=== Raw data ===

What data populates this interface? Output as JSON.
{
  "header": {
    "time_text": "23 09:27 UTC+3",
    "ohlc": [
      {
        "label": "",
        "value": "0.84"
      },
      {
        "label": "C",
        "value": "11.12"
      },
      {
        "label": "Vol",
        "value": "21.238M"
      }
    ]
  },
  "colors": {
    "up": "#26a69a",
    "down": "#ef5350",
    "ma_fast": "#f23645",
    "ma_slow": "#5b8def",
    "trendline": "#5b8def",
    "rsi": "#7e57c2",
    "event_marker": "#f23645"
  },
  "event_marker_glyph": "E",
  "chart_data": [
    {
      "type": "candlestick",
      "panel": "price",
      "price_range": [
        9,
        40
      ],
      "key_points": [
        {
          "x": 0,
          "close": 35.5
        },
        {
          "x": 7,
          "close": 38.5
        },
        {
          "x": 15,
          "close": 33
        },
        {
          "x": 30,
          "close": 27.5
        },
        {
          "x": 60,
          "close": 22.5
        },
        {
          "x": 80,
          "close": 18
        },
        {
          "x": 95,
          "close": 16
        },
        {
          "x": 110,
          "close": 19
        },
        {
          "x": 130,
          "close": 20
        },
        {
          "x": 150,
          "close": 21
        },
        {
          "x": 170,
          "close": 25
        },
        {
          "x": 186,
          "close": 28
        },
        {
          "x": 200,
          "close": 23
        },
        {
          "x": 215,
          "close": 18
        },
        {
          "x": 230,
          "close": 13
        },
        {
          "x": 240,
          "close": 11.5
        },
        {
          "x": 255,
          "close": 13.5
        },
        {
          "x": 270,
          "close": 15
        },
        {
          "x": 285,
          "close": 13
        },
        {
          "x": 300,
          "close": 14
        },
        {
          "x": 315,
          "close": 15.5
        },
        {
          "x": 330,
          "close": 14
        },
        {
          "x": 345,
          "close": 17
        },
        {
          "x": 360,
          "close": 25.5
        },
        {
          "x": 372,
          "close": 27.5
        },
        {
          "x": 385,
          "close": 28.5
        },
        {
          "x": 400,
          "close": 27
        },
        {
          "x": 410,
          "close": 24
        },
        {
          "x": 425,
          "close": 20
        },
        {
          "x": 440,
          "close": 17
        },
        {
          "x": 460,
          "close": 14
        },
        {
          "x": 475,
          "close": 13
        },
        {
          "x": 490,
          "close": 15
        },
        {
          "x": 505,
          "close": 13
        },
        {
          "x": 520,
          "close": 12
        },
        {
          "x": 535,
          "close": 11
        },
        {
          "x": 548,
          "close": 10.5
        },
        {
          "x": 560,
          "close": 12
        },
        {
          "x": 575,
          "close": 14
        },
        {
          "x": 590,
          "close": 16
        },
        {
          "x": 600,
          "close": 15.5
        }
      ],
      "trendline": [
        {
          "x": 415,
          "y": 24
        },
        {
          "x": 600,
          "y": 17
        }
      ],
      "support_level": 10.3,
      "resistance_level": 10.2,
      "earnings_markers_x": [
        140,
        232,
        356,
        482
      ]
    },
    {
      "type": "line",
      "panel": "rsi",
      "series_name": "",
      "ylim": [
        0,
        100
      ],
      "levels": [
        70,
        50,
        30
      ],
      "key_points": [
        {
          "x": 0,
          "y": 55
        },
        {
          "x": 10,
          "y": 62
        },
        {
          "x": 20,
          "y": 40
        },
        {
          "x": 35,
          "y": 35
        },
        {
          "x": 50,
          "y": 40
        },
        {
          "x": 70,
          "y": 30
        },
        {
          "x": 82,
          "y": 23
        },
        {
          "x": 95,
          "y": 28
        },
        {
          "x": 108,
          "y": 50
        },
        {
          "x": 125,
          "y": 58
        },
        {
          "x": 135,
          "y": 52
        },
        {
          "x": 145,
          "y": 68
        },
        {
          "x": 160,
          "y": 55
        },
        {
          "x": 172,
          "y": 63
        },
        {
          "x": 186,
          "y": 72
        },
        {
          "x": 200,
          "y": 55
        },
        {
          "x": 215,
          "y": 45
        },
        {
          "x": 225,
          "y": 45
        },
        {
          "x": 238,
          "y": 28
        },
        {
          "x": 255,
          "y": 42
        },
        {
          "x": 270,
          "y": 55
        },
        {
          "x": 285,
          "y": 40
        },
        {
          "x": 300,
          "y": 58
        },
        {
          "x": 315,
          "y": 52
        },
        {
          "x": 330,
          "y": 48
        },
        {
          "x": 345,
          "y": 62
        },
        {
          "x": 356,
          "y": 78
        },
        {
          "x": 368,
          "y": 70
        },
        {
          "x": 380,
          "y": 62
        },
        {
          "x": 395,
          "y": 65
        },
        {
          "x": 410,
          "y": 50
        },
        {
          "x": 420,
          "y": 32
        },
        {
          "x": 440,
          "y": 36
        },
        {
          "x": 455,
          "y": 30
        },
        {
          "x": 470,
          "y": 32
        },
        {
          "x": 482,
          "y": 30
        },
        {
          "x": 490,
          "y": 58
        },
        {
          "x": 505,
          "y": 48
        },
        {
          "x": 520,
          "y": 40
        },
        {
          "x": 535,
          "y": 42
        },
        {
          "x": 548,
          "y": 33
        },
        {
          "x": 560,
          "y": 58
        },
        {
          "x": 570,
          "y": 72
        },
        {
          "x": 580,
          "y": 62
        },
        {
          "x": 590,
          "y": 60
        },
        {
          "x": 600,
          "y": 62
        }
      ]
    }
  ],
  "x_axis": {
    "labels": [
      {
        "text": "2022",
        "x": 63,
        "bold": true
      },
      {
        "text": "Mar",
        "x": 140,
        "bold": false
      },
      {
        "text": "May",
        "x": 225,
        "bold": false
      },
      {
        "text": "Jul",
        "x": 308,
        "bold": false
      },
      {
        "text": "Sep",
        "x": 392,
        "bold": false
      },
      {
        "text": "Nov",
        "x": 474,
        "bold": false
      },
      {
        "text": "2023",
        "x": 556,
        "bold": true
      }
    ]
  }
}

===

#### Problem to solve
Extract the complete data, matching each line exactly.

#### Task solution
What data populates this interface? Output as JSON.
{
  "header": {
    "time_text": "23 09:27 UTC+3",
    "ohlc": [
      {
        "label": "",
        "value": "0.84"
      },
      {
        "label": "C",
        "value": "11.12"
      },
      {
        "label": "Vol",
        "value": "21.238M"
      }
    ]
  },
  "colors": {
    "up": "#26a69a",
    "down": "#ef5350",
    "ma_fast": "#f23645",
    "ma_slow": "#5b8def",
    "trendline": "#5b8def",
    "rsi": "#7e57c2",
    "event_marker": "#f23645"
  },
  "event_marker_glyph": "E",
  "chart_data": [
    {
      "type": "candlestick",
      "panel": "price",
      "price_range": [
        9,
        40
      ],
      "key_points": [
        {
          "x": 0,
          "close": 35.5
        },
        {
          "x": 7,
          "close": 38.5
        },
        {
          "x": 15,
          "close": 33
        },
        {
          "x": 30,
          "close": 27.5
        },
        {
          "x": 60,
          "close": 22.5
        },
        {
          "x": 80,
          "close": 18
        },
        {
          "x": 95,
          "close": 16
        },
        {
          "x": 110,
          "close": 19
        },
        {
          "x": 130,
          "close": 20
        },
        {
          "x": 150,
          "close": 21
        },
        {
          "x": 170,
          "close": 25
        },
        {
          "x": 186,
          "close": 28
        },
        {
          "x": 200,
          "close": 23
        },
        {
          "x": 215,
          "close": 18
        },
        {
          "x": 230,
          "close": 13
        },
        {
          "x": 240,
          "close": 11.5
        },
        {
          "x": 255,
          "close": 13.5
        },
        {
          "x": 270,
          "close": 15
        },
        {
          "x": 285,
          "close": 13
        },
        {
          "x": 300,
          "close": 14
        },
        {
          "x": 315,
          "close": 15.5
        },
        {
          "x": 330,
          "close": 14
        },
        {
          "x": 345,
          "close": 17
        },
        {
          "x": 360,
          "close": 25.5
        },
        {
          "x": 372,
          "close": 27.5
        },
        {
          "x": 385,
          "close": 28.5
        },
        {
          "x": 400,
          "close": 27
        },
        {
          "x": 410,
          "close": 24
        },
        {
          "x": 425,
          "close": 20
        },
        {
          "x": 440,
          "close": 17
        },
        {
          "x": 460,
          "close": 14
        },
        {
          "x": 475,
          "close": 13
        },
        {
          "x": 490,
          "close": 15
        },
        {
          "x": 505,
          "close": 13
        },
        {
          "x": 520,
          "close": 12
        },
        {
          "x": 535,
          "close": 11
        },
        {
          "x": 548,
          "close": 10.5
        },
        {
          "x": 560,
          "close": 12
        },
        {
          "x": 575,
          "close": 14
        },
        {
          "x": 590,
          "close": 16
        },
        {
          "x": 600,
          "close": 15.5
        }
      ],
      "trendline": [
        {
          "x": 415,
          "y": 24
        },
        {
          "x": 600,
          "y": 17
        }
      ],
      "support_level": 10.3,
      "resistance_level": 10.2,
      "earnings_markers_x": [
        140,
        232,
        356,
        482
      ]
    },
    {
      "type": "line",
      "panel": "rsi",
      "series_name": "",
      "ylim": [
        0,
        100
      ],
      "levels": [
        70,
        50,
        30
      ],
      "key_points": [
        {
          "x": 0,
          "y": 55
        },
        {
          "x": 10,
          "y": 62
        },
        {
          "x": 20,
          "y": 40
        },
        {
          "x": 35,
          "y": 35
        },
        {
          "x": 50,
          "y": 40
        },
        {
          "x": 70,
          "y": 30
        },
        {
          "x": 82,
          "y": 23
        },
        {
          "x": 95,
          "y": 28
        },
        {
          "x": 108,
          "y": 50
        },
        {
          "x": 125,
          "y": 58
        },
        {
          "x": 135,
          "y": 52
        },
        {
          "x": 145,
          "y": 68
        },
        {
          "x": 160,
          "y": 55
        },
        {
          "x": 172,
          "y": 63
        },
        {
          "x": 186,
          "y": 72
        },
        {
          "x": 200,
          "y": 55
        },
        {
          "x": 215,
          "y": 45
        },
        {
          "x": 225,
          "y": 45
        },
        {
          "x": 238,
          "y": 28
        },
        {
          "x": 255,
          "y": 42
        },
        {
          "x": 270,
          "y": 55
        },
        {
          "x": 285,
          "y": 40
        },
        {
          "x": 300,
          "y": 58
        },
        {
          "x": 315,
          "y": 52
        },
        {
          "x": 330,
          "y": 48
        },
        {
          "x": 345,
          "y": 62
        },
        {
          "x": 356,
          "y": 78
        },
        {
          "x": 368,
          "y": 70
        },
        {
          "x": 380,
          "y": 62
        },
        {
          "x": 395,
          "y": 65
        },
        {
          "x": 410,
          "y": 50
        },
        {
          "x": 420,
          "y": 32
        },
        {
          "x": 440,
          "y": 36
        },
        {
          "x": 455,
          "y": 30
        },
        {
          "x": 470,
          "y": 32
        },
        {
          "x": 482,
          "y": 30
        },
        {
          "x": 490,
          "y": 58
        },
        {
          "x": 505,
          "y": 48
        },
        {
          "x": 520,
          "y": 40
        },
        {
          "x": 535,
          "y": 42
        },
        {
          "x": 548,
          "y": 33
        },
        {
          "x": 560,
          "y": 58
        },
        {
          "x": 570,
          "y": 72
        },
        {
          "x": 580,
          "y": 62
        },
        {
          "x": 590,
          "y": 60
        },
        {
          "x": 600,
          "y": 62
        }
      ]
    }
  ],
  "x_axis": {
    "labels": [
      {
        "text": "2022",
        "x": 63,
        "bold": true
      },
      {
        "text": "Mar",
        "x": 140,
        "bold": false
      },
      {
        "text": "May",
        "x": 225,
        "bold": false
      },
      {
        "text": "Jul",
        "x": 308,
        "bold": false
      },
      {
        "text": "Sep",
        "x": 392,
        "bold": false
      },
      {
        "text": "Nov",
        "x": 474,
        "bold": false
      },
      {
        "text": "2023",
        "x": 556,
        "bold": true
      }
    ]
  }
}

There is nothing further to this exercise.